What is needed: Word for word, retype every entry in the listing.

Supplied data:
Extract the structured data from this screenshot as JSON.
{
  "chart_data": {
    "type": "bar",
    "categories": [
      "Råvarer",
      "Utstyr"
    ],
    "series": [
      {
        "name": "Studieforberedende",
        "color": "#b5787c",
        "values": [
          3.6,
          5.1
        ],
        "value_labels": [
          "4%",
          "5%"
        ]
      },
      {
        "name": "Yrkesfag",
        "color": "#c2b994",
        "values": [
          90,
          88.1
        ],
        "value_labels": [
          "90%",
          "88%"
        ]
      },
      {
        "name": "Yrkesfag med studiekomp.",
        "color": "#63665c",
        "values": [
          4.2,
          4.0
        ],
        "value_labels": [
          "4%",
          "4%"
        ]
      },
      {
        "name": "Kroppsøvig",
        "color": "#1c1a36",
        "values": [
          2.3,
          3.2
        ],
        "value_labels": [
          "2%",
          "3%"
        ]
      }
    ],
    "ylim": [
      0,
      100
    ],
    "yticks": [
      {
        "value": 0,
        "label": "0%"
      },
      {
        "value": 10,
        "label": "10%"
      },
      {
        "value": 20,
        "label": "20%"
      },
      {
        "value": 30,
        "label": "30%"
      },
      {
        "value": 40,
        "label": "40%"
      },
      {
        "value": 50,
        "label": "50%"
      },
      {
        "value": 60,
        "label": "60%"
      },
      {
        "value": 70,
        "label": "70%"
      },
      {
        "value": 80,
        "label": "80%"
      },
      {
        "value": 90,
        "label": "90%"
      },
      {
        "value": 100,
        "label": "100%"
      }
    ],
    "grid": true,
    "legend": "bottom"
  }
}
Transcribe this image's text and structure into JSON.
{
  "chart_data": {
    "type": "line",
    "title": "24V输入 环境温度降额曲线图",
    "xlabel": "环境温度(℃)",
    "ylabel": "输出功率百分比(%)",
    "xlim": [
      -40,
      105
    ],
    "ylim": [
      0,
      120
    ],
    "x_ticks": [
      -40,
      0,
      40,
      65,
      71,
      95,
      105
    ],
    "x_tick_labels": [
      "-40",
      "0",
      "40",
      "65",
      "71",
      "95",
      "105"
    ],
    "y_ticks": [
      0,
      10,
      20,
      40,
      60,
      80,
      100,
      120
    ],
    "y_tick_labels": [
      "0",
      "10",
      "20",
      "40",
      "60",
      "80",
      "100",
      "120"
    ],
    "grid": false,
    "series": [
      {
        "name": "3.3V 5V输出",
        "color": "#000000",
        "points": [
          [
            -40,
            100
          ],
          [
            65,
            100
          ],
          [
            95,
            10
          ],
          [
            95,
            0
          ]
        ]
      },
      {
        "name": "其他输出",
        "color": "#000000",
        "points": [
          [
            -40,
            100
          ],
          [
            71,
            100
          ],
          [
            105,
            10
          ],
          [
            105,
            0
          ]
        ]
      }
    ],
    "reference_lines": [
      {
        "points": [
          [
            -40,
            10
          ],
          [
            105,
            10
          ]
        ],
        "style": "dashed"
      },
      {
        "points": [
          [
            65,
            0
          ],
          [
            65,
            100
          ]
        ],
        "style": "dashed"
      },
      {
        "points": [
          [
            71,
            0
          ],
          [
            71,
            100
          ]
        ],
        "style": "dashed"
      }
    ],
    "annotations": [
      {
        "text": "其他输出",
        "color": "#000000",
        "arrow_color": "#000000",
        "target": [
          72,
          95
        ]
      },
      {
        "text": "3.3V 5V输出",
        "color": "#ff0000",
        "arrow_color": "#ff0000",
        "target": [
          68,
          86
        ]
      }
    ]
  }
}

Problem solution:
Extract the structured data from this screenshot as JSON.
{
  "chart_data": {
    "type": "bar",
    "categories": [
      "Råvarer",
      "Utstyr"
    ],
    "series": [
      {
        "name": "Studieforberedende",
        "color": "#b5787c",
        "values": [
          3.6,
          5.1
        ],
        "value_labels": [
          "4%",
          "5%"
        ]
      },
      {
        "name": "Yrkesfag",
        "color": "#c2b994",
        "values": [
          90,
          88.1
        ],
        "value_labels": [
          "90%",
          "88%"
        ]
      },
      {
        "name": "Yrkesfag med studiekomp.",
        "color": "#63665c",
        "values": [
          4.2,
          4.0
        ],
        "value_labels": [
          "4%",
          "4%"
        ]
      },
      {
        "name": "Kroppsøvig",
        "color": "#1c1a36",
        "values": [
          2.3,
          3.2
        ],
        "value_labels": [
          "2%",
          "3%"
        ]
      }
    ],
    "ylim": [
      0,
      100
    ],
    "yticks": [
      {
        "value": 0,
        "label": "0%"
      },
      {
        "value": 10,
        "label": "10%"
      },
      {
        "value": 20,
        "label": "20%"
      },
      {
        "value": 30,
        "label": "30%"
      },
      {
        "value": 40,
        "label": "40%"
      },
      {
        "value": 50,
        "label": "50%"
      },
      {
        "value": 60,
        "label": "60%"
      },
      {
        "value": 70,
        "label": "70%"
      },
      {
        "value": 80,
        "label": "80%"
      },
      {
        "value": 90,
        "label": "90%"
      },
      {
        "value": 100,
        "label": "100%"
      }
    ],
    "grid": true,
    "legend": "bottom"
  }
}
Transcribe this image's text and structure into JSON.
{
  "chart_data": {
    "type": "line",
    "title": "24V输入 环境温度降额曲线图",
    "xlabel": "环境温度(℃)",
    "ylabel": "输出功率百分比(%)",
    "xlim": [
      -40,
      105
    ],
    "ylim": [
      0,
      120
    ],
    "x_ticks": [
      -40,
      0,
      40,
      65,
      71,
      95,
      105
    ],
    "x_tick_labels": [
      "-40",
      "0",
      "40",
      "65",
      "71",
      "95",
      "105"
    ],
    "y_ticks": [
      0,
      10,
      20,
      40,
      60,
      80,
      100,
      120
    ],
    "y_tick_labels": [
      "0",
      "10",
      "20",
      "40",
      "60",
      "80",
      "100",
      "120"
    ],
    "grid": false,
    "series": [
      {
        "name": "3.3V 5V输出",
        "color": "#000000",
        "points": [
          [
            -40,
            100
          ],
          [
            65,
            100
          ],
          [
            95,
            10
          ],
          [
            95,
            0
          ]
        ]
      },
      {
        "name": "其他输出",
        "color": "#000000",
        "points": [
          [
            -40,
            100
          ],
          [
            71,
            100
          ],
          [
            105,
            10
          ],
          [
            105,
            0
          ]
        ]
      }
    ],
    "reference_lines": [
      {
        "points": [
          [
            -40,
            10
          ],
          [
            105,
            10
          ]
        ],
        "style": "dashed"
      },
      {
        "points": [
          [
            65,
            0
          ],
          [
            65,
            100
          ]
        ],
        "style": "dashed"
      },
      {
        "points": [
          [
            71,
            0
          ],
          [
            71,
            100
          ]
        ],
        "style": "dashed"
      }
    ],
    "annotations": [
      {
        "text": "其他输出",
        "color": "#000000",
        "arrow_color": "#000000",
        "target": [
          72,
          95
        ]
      },
      {
        "text": "3.3V 5V输出",
        "color": "#ff0000",
        "arrow_color": "#ff0000",
        "target": [
          68,
          86
        ]
      }
    ]
  }
}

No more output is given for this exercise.